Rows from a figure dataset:
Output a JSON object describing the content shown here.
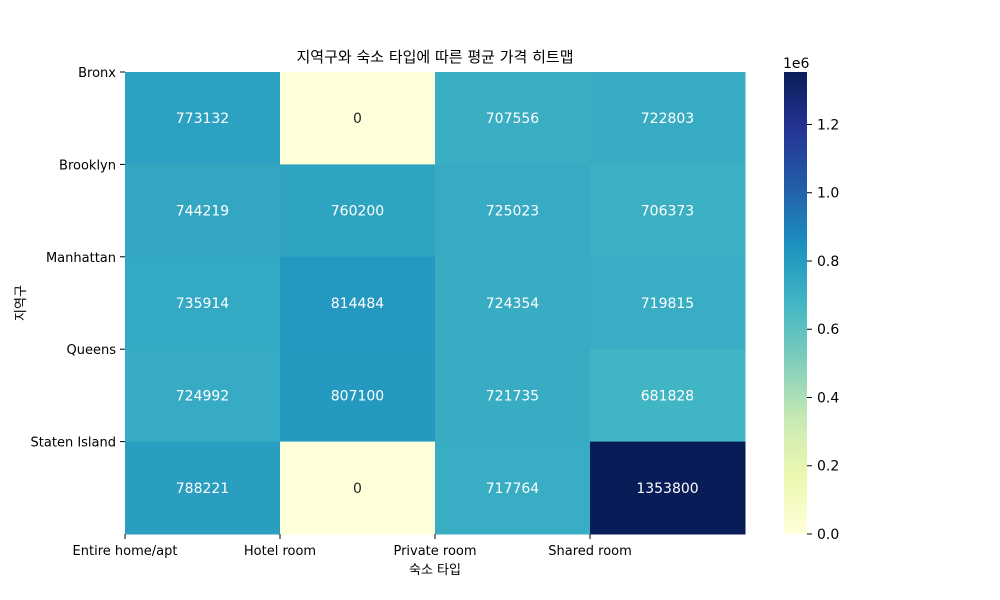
{
  "chart_data": {
    "type": "heatmap",
    "title": "지역구와 숙소 타입에 따른 평균 가격 히트맵",
    "xlabel": "숙소 타입",
    "ylabel": "지역구",
    "x_categories": [
      "Entire home/apt",
      "Hotel room",
      "Private room",
      "Shared room"
    ],
    "y_categories": [
      "Bronx",
      "Brooklyn",
      "Manhattan",
      "Queens",
      "Staten Island"
    ],
    "values": [
      [
        773132,
        0,
        707556,
        722803
      ],
      [
        744219,
        760200,
        725023,
        706373
      ],
      [
        735914,
        814484,
        724354,
        719815
      ],
      [
        724992,
        807100,
        721735,
        681828
      ],
      [
        788221,
        0,
        717764,
        1353800
      ]
    ],
    "colormap": "YlGnBu",
    "vmin": 0,
    "vmax": 1353800,
    "colorbar": {
      "offset_label": "1e6",
      "ticks": [
        0.0,
        0.2,
        0.4,
        0.6,
        0.8,
        1.0,
        1.2
      ],
      "tick_labels": [
        "0.0",
        "0.2",
        "0.4",
        "0.6",
        "0.8",
        "1.0",
        "1.2"
      ],
      "scale": 1000000
    }
  }
}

WHAT YOU WILL DO: Print the entries above exactly, taking out only the pictures.

OUTPUT FOR THIS EXERCISE:
Output a JSON object describing the content shown here.
{
  "chart_data": {
    "type": "heatmap",
    "title": "지역구와 숙소 타입에 따른 평균 가격 히트맵",
    "xlabel": "숙소 타입",
    "ylabel": "지역구",
    "x_categories": [
      "Entire home/apt",
      "Hotel room",
      "Private room",
      "Shared room"
    ],
    "y_categories": [
      "Bronx",
      "Brooklyn",
      "Manhattan",
      "Queens",
      "Staten Island"
    ],
    "values": [
      [
        773132,
        0,
        707556,
        722803
      ],
      [
        744219,
        760200,
        725023,
        706373
      ],
      [
        735914,
        814484,
        724354,
        719815
      ],
      [
        724992,
        807100,
        721735,
        681828
      ],
      [
        788221,
        0,
        717764,
        1353800
      ]
    ],
    "colormap": "YlGnBu",
    "vmin": 0,
    "vmax": 1353800,
    "colorbar": {
      "offset_label": "1e6",
      "ticks": [
        0.0,
        0.2,
        0.4,
        0.6,
        0.8,
        1.0,
        1.2
      ],
      "tick_labels": [
        "0.0",
        "0.2",
        "0.4",
        "0.6",
        "0.8",
        "1.0",
        "1.2"
      ],
      "scale": 1000000
    }
  }
}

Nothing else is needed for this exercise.